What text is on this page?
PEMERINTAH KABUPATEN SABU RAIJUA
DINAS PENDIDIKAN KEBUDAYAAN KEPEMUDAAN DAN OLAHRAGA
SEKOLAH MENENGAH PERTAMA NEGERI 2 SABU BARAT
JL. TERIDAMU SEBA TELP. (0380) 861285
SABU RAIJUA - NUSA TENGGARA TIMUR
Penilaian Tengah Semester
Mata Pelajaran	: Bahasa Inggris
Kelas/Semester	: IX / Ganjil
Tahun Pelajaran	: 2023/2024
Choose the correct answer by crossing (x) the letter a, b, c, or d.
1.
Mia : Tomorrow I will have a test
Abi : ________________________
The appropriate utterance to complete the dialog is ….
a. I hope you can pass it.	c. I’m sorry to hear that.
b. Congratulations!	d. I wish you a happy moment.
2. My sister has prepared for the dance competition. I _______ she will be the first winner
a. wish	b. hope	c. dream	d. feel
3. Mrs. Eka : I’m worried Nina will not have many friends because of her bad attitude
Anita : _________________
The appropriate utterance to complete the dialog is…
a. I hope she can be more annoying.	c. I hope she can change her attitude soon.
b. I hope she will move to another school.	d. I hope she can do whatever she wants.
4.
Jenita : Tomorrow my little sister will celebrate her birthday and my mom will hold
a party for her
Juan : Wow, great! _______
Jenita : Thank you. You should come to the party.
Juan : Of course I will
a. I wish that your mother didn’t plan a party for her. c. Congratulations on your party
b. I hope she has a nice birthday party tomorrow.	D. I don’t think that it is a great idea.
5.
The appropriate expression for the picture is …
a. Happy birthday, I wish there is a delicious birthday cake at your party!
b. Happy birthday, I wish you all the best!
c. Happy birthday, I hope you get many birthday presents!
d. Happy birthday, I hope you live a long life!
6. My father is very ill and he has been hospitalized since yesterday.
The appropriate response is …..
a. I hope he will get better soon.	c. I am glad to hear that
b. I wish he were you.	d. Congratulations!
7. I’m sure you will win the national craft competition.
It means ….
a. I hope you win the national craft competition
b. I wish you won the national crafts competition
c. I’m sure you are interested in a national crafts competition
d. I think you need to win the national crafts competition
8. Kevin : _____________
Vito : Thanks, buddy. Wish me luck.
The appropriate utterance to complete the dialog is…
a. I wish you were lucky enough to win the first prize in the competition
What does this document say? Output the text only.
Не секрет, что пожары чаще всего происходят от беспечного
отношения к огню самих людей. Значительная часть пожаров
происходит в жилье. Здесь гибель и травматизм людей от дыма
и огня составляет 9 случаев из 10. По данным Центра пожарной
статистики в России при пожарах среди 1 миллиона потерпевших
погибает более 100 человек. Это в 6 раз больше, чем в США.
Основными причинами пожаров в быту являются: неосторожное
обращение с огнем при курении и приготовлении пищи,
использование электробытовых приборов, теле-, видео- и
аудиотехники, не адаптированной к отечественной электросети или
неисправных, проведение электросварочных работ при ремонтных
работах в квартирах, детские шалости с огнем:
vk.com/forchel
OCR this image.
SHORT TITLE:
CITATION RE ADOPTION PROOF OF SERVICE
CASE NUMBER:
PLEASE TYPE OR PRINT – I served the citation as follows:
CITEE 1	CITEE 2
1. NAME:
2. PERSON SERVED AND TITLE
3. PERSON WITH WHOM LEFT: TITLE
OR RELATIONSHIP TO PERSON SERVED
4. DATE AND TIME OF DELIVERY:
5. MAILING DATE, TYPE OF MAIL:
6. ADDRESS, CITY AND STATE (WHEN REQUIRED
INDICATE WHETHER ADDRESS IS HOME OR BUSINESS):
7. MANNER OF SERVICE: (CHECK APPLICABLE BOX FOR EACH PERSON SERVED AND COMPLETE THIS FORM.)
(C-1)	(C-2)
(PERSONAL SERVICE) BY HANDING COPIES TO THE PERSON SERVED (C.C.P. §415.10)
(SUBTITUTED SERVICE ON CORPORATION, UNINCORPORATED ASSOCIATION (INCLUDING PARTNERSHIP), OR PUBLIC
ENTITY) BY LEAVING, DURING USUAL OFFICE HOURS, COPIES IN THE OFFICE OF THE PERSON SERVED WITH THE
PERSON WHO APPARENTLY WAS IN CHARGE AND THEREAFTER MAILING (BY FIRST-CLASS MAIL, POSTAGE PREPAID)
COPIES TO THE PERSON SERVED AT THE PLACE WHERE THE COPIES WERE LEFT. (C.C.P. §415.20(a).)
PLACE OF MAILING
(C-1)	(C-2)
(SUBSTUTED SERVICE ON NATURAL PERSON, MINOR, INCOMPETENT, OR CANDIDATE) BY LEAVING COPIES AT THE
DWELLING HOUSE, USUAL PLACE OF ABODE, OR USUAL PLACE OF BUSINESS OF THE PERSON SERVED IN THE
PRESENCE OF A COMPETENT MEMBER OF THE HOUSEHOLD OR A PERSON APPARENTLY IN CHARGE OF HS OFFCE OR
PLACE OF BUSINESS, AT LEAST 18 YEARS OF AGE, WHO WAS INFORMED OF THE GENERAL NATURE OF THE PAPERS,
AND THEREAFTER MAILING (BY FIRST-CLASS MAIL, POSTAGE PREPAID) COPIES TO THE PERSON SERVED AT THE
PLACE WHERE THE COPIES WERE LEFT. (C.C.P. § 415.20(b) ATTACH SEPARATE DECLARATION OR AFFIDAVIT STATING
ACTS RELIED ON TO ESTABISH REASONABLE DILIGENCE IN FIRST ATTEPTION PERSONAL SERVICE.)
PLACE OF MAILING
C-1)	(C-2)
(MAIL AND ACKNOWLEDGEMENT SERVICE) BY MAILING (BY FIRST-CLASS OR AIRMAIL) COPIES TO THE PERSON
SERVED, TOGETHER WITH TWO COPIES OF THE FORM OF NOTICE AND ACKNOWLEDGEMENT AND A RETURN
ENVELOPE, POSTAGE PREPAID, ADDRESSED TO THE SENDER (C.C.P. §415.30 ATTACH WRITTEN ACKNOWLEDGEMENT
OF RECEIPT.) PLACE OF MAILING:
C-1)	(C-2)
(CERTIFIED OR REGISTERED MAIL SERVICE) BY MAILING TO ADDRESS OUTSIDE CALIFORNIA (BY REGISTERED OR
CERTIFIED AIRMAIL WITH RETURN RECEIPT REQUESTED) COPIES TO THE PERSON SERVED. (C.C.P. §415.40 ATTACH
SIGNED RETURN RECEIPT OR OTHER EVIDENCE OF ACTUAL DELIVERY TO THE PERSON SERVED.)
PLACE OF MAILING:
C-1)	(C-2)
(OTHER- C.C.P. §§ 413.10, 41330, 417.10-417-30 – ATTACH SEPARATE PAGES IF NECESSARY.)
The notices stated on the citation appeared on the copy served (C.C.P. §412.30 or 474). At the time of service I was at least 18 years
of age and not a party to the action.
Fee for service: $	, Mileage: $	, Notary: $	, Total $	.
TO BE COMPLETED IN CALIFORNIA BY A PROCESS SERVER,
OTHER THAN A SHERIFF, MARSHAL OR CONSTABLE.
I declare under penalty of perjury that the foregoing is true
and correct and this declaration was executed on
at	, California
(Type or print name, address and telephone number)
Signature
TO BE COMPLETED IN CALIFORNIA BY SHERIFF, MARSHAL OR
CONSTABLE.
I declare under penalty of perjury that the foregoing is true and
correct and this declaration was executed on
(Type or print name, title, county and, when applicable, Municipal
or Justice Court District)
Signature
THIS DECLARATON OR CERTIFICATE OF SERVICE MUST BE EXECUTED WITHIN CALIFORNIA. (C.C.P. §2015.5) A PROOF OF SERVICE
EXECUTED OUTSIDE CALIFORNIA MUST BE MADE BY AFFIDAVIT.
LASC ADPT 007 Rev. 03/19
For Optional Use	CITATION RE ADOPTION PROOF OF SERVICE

_Instructions to follow_:
Of the lines above, how many hold the word "THEREAFTER"? Say the number alone.

_Complete output_:
2